● Data provided:
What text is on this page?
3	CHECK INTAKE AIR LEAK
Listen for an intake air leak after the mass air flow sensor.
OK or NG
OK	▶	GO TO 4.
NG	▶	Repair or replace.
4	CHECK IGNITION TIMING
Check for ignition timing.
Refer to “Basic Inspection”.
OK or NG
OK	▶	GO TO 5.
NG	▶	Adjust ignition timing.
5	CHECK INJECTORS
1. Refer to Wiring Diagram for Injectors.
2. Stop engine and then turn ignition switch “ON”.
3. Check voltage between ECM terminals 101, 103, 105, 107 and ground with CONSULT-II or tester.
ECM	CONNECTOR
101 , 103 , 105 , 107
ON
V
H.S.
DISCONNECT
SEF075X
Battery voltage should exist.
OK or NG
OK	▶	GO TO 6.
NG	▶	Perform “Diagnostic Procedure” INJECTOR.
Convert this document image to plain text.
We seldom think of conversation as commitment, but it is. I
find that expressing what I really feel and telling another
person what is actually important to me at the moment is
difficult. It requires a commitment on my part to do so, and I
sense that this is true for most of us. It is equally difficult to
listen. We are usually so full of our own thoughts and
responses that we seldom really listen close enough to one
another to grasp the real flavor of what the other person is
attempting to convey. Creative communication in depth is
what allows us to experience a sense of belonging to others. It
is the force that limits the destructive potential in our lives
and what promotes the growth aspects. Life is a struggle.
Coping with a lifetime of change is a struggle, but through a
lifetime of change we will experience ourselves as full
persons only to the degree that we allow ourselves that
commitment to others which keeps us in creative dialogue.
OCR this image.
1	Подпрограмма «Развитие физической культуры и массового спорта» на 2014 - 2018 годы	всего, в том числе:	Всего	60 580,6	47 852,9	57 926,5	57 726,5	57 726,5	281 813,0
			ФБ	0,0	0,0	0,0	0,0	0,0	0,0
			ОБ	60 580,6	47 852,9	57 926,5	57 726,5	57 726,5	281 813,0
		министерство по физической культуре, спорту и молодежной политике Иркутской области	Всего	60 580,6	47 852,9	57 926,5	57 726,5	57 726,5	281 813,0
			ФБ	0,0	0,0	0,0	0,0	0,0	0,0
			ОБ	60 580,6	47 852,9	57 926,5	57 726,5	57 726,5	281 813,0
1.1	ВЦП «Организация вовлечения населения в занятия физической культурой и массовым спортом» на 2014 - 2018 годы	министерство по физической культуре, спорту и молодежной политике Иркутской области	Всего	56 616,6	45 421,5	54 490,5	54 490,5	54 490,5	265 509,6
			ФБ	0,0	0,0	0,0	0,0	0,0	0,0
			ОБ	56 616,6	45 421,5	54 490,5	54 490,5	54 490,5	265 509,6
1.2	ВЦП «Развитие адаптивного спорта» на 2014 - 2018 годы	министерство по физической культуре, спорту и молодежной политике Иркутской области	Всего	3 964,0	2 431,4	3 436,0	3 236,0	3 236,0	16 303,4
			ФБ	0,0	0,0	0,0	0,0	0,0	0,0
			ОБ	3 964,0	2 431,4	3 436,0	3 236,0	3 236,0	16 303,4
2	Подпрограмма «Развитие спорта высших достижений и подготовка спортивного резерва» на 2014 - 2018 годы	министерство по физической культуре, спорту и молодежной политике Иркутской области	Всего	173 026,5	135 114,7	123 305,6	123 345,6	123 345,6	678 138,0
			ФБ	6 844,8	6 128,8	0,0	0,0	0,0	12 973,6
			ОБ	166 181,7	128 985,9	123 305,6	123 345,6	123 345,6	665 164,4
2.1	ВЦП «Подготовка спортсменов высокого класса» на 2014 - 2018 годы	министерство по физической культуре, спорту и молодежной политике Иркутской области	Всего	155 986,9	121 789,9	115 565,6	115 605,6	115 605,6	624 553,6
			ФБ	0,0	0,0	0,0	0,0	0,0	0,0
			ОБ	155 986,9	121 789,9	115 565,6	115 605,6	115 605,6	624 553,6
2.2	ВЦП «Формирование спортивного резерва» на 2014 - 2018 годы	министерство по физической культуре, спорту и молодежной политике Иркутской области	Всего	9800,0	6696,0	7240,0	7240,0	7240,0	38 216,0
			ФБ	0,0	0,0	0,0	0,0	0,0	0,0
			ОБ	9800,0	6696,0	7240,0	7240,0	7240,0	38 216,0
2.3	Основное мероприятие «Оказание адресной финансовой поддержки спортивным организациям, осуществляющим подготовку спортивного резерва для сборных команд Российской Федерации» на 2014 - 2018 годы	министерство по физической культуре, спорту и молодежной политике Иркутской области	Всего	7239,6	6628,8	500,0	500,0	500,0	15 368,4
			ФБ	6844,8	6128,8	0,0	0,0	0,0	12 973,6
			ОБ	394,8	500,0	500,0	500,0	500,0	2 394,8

● Short exercise: Search the data above for the string "text" and return every line that has it.

● Solution:
What text is on this page?
Convert this document image to plain text.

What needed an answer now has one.